Check each line below for the word "body", and copy those that have it.

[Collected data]

━━━━━━

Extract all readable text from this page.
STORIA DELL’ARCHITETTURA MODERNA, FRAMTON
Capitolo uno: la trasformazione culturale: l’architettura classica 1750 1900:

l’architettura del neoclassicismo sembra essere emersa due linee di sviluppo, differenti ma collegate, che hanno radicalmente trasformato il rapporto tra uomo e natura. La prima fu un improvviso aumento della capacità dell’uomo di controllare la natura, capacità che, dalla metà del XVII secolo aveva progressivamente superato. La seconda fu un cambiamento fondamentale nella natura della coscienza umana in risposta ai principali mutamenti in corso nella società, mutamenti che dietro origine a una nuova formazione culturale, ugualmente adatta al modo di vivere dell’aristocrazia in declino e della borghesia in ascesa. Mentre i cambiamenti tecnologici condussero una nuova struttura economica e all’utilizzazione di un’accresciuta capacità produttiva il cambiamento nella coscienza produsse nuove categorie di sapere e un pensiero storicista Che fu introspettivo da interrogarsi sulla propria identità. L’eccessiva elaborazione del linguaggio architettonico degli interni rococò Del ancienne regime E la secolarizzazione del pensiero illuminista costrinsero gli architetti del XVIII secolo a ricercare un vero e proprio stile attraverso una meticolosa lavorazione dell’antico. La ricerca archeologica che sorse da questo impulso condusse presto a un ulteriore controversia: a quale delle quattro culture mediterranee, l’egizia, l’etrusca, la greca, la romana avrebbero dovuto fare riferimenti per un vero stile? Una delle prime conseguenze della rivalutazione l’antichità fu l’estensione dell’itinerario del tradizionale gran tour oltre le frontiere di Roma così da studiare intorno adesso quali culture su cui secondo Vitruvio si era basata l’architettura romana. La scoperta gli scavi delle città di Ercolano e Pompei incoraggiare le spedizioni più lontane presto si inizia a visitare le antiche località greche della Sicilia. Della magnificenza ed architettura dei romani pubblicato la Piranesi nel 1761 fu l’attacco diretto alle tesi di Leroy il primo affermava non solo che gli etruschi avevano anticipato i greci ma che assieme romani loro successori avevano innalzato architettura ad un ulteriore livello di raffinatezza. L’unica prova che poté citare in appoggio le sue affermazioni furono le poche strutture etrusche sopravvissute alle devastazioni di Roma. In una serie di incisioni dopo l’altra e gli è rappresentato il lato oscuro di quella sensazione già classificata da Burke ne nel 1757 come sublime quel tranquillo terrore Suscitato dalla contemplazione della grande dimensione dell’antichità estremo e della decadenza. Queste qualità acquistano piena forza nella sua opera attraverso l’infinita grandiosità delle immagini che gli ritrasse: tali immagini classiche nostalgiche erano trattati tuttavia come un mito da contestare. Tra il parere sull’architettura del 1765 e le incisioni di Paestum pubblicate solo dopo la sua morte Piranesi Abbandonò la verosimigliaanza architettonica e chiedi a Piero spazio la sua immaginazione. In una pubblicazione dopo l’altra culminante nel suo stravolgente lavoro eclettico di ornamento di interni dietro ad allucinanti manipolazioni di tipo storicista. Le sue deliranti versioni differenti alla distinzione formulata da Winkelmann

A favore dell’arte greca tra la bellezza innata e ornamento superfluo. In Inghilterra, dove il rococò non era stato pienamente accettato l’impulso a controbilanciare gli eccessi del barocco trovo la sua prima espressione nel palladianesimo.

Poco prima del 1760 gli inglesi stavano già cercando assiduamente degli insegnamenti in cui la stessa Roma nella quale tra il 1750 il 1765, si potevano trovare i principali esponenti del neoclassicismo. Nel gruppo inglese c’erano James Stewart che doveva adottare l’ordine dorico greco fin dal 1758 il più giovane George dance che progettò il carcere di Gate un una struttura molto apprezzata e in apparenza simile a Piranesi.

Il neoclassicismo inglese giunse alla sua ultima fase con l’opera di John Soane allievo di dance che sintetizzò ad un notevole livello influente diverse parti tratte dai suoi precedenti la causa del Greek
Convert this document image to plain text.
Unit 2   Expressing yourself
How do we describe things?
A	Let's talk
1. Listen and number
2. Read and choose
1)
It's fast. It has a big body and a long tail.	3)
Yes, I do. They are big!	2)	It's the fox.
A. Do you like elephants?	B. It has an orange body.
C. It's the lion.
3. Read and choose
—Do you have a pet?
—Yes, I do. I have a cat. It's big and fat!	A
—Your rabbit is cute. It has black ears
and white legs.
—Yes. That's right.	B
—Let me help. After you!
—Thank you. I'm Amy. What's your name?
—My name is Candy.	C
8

━━━━━━

**Correct answer:**
It's fast. It has a big body and a long tail.	3)
A. Do you like elephants?	B. It has an orange body.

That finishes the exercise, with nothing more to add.